### [DATASET RECORDS]
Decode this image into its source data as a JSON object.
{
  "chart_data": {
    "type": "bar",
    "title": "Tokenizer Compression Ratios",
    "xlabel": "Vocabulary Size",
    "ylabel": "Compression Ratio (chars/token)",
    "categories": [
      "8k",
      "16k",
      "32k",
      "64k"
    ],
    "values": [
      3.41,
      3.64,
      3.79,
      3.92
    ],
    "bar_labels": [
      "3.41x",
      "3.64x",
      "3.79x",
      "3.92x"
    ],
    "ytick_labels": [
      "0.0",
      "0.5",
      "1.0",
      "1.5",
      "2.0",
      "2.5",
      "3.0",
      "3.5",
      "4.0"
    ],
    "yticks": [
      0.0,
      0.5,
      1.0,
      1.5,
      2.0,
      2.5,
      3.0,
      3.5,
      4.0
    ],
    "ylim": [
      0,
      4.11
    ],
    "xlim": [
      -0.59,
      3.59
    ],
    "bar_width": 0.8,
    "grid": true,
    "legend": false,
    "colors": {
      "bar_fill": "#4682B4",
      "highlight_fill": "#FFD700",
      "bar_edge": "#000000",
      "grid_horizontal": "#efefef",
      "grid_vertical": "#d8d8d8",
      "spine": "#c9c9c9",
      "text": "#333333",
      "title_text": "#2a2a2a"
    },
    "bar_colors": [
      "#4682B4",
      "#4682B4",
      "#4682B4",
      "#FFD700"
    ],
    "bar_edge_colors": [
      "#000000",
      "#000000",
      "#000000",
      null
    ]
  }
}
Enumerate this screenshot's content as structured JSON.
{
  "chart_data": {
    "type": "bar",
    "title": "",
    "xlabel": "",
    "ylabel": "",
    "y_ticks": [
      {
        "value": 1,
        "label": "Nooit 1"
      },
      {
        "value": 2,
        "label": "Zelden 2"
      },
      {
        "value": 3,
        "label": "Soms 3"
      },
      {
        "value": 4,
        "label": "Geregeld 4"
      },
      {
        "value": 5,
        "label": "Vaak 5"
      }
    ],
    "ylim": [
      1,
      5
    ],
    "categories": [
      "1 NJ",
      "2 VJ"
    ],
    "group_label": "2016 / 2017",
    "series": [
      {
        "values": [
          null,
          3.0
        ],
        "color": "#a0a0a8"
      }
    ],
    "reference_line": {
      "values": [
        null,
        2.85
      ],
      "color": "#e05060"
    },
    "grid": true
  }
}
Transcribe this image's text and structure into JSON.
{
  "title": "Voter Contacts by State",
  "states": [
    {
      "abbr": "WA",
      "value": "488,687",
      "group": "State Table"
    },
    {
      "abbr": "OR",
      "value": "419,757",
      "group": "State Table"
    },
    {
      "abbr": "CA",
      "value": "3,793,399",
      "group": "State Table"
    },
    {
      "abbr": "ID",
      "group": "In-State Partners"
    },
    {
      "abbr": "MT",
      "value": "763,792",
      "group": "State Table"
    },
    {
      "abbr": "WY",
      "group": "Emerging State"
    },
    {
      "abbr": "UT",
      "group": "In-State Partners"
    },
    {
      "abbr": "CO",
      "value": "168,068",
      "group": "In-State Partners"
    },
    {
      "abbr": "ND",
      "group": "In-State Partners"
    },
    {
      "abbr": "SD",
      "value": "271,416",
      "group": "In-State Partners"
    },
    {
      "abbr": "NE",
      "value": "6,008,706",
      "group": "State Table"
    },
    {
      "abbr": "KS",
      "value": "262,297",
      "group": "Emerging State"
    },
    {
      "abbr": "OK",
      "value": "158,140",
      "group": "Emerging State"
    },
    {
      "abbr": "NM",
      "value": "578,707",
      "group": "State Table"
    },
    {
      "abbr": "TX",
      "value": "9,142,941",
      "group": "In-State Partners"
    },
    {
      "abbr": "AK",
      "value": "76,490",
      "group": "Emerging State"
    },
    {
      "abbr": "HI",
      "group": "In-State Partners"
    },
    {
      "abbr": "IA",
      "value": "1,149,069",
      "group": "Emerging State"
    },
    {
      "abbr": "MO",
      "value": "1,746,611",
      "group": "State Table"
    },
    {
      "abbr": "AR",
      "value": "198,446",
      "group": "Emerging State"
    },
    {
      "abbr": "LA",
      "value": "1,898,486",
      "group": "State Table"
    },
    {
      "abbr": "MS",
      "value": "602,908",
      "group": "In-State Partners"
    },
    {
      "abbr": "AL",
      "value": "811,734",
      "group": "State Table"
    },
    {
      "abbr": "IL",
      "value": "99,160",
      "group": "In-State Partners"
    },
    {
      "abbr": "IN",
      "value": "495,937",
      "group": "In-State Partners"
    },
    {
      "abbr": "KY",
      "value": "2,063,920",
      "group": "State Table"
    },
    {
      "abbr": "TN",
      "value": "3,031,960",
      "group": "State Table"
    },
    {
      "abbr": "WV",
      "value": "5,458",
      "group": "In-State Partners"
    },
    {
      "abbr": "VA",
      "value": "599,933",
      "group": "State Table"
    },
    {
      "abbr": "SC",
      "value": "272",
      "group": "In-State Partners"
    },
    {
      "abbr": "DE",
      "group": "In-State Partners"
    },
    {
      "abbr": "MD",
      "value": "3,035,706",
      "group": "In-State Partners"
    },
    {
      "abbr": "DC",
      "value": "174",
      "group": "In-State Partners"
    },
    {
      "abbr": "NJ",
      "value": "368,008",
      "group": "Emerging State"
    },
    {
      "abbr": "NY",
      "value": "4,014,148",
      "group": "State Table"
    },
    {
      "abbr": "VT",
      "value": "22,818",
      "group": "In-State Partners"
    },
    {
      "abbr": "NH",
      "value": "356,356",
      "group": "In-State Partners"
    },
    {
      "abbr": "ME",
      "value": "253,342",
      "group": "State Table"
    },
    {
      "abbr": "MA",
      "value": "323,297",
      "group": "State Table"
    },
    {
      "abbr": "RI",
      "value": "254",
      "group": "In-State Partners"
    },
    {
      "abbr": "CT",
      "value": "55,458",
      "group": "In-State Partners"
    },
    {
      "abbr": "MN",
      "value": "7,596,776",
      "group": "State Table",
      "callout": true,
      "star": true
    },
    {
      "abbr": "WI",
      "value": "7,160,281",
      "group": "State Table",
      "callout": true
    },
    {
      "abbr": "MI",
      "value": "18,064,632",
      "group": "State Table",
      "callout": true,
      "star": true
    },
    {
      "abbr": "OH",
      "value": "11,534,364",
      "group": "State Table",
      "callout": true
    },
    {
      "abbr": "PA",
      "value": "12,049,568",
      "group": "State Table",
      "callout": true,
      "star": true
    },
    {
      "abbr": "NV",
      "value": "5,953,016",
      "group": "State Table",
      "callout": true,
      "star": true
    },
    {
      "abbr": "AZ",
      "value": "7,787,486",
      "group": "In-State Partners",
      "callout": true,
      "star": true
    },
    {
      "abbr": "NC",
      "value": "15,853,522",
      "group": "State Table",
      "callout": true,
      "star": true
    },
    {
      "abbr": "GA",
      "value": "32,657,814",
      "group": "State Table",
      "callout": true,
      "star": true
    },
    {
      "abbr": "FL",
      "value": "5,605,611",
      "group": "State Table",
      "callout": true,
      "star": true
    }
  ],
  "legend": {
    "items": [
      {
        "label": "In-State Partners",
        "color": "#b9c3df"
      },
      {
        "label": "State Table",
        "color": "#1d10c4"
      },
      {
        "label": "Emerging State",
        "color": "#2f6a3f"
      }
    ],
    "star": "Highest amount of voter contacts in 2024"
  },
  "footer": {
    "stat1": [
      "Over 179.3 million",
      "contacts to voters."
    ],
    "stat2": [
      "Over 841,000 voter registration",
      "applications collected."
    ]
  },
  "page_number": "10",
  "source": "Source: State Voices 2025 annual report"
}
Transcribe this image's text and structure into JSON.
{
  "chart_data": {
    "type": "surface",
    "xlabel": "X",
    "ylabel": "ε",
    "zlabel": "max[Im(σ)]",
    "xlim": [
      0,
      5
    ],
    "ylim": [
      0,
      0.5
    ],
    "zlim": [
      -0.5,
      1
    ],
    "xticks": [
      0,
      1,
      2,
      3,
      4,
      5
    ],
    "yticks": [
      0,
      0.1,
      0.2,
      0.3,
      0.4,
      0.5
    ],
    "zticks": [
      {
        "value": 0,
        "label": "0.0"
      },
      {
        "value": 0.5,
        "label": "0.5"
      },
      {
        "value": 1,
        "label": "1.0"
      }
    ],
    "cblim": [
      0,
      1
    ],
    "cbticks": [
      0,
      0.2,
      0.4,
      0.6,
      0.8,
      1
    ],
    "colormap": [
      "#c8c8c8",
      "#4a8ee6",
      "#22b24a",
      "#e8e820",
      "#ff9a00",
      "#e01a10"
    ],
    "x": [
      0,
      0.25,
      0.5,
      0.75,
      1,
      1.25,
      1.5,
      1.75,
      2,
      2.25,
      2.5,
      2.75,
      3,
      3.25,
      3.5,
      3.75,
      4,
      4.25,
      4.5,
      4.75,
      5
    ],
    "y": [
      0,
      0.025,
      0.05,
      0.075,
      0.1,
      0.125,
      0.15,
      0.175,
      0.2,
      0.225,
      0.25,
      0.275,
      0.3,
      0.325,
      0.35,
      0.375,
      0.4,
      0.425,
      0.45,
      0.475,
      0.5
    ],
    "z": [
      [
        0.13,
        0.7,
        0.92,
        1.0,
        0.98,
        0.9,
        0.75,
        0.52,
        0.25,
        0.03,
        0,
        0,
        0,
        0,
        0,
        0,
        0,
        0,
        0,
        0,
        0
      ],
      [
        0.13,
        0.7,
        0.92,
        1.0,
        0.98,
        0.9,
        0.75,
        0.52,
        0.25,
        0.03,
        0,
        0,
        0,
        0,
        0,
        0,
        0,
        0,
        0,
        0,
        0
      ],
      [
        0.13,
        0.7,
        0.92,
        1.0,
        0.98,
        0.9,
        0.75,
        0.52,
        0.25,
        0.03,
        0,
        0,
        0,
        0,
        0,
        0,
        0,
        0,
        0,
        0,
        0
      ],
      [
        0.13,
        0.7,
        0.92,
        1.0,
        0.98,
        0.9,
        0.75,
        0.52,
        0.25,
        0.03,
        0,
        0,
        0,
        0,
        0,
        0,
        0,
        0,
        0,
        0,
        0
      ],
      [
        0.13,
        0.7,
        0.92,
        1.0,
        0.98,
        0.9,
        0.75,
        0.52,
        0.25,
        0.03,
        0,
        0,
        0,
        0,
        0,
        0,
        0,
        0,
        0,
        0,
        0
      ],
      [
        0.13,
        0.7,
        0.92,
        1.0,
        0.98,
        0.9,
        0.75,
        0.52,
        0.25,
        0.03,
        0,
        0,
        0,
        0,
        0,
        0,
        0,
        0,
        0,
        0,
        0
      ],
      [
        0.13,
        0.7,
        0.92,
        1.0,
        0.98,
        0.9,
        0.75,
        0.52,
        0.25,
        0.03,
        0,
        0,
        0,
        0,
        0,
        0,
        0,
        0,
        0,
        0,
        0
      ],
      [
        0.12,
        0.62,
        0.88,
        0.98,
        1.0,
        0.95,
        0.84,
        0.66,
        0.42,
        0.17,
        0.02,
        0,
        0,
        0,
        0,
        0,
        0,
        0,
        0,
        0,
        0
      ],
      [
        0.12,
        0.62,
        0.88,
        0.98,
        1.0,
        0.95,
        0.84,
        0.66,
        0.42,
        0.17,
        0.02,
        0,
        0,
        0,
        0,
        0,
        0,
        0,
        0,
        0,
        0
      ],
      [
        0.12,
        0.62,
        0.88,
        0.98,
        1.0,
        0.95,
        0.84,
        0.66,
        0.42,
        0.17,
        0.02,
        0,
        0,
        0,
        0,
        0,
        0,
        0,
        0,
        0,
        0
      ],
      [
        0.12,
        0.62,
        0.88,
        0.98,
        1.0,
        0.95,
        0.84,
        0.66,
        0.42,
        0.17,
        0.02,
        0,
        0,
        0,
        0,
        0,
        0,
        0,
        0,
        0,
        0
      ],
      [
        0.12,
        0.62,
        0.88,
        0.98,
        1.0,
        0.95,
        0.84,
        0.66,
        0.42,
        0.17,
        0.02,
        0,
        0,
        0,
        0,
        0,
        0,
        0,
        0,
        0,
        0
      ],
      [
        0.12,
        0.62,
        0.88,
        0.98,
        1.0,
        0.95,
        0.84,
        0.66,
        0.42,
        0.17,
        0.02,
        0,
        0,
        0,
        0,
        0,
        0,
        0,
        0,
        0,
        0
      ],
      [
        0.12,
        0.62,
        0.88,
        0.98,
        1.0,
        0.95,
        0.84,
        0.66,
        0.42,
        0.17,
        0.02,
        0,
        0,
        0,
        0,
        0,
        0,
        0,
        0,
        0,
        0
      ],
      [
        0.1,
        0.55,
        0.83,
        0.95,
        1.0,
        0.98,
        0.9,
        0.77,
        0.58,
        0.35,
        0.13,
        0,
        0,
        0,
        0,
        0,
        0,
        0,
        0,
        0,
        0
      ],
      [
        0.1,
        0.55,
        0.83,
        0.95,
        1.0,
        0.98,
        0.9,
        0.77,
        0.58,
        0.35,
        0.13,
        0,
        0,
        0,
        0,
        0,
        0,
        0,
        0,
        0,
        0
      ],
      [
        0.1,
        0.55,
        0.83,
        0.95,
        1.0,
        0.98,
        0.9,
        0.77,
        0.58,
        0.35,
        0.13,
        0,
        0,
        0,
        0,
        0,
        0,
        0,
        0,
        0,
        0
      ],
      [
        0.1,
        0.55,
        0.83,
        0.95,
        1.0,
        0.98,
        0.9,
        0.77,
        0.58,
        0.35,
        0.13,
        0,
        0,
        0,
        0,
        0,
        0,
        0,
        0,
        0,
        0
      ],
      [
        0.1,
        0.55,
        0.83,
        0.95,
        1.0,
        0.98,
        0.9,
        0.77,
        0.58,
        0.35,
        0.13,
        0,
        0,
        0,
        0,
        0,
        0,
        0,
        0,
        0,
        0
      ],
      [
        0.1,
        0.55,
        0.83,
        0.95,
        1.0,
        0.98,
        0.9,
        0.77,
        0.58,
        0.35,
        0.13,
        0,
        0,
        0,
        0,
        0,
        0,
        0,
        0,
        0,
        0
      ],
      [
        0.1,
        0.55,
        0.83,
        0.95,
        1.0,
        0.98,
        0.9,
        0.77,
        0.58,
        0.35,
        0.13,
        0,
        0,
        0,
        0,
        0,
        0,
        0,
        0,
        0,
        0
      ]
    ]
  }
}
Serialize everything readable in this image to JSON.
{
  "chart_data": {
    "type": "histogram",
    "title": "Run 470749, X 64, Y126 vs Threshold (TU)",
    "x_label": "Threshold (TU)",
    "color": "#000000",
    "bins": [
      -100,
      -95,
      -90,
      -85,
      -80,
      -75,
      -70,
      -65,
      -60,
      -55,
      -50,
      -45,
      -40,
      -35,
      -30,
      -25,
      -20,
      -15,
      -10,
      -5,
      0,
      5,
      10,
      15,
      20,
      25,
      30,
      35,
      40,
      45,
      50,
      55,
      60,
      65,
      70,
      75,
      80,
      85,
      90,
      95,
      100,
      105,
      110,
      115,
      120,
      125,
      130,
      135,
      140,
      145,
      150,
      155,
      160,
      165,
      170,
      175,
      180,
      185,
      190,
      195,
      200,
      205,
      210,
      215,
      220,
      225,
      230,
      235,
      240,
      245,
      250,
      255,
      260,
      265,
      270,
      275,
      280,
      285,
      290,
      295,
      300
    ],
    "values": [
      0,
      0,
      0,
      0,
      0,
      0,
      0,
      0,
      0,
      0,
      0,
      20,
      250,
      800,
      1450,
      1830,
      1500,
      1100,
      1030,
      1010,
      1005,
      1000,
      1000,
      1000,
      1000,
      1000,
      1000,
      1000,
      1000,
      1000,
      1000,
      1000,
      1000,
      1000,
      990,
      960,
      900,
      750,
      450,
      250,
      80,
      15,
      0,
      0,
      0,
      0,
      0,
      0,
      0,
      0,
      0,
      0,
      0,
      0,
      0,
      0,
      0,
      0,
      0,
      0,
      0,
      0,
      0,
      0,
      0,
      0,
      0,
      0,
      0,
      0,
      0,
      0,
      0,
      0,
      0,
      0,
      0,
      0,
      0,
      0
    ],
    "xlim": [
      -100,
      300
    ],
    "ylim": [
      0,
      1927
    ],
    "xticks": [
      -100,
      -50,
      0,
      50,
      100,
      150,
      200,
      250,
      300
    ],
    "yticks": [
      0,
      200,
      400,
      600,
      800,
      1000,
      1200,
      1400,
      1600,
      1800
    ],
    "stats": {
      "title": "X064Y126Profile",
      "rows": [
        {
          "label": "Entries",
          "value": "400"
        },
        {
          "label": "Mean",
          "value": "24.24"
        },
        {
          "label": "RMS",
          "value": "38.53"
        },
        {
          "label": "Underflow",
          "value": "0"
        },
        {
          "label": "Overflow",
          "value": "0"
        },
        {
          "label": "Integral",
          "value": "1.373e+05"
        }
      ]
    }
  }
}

### [WHAT THE TASK REQUIRES]
Count the lines that include the word "image" and state the result as a bare number.

### [RESPONSE]
4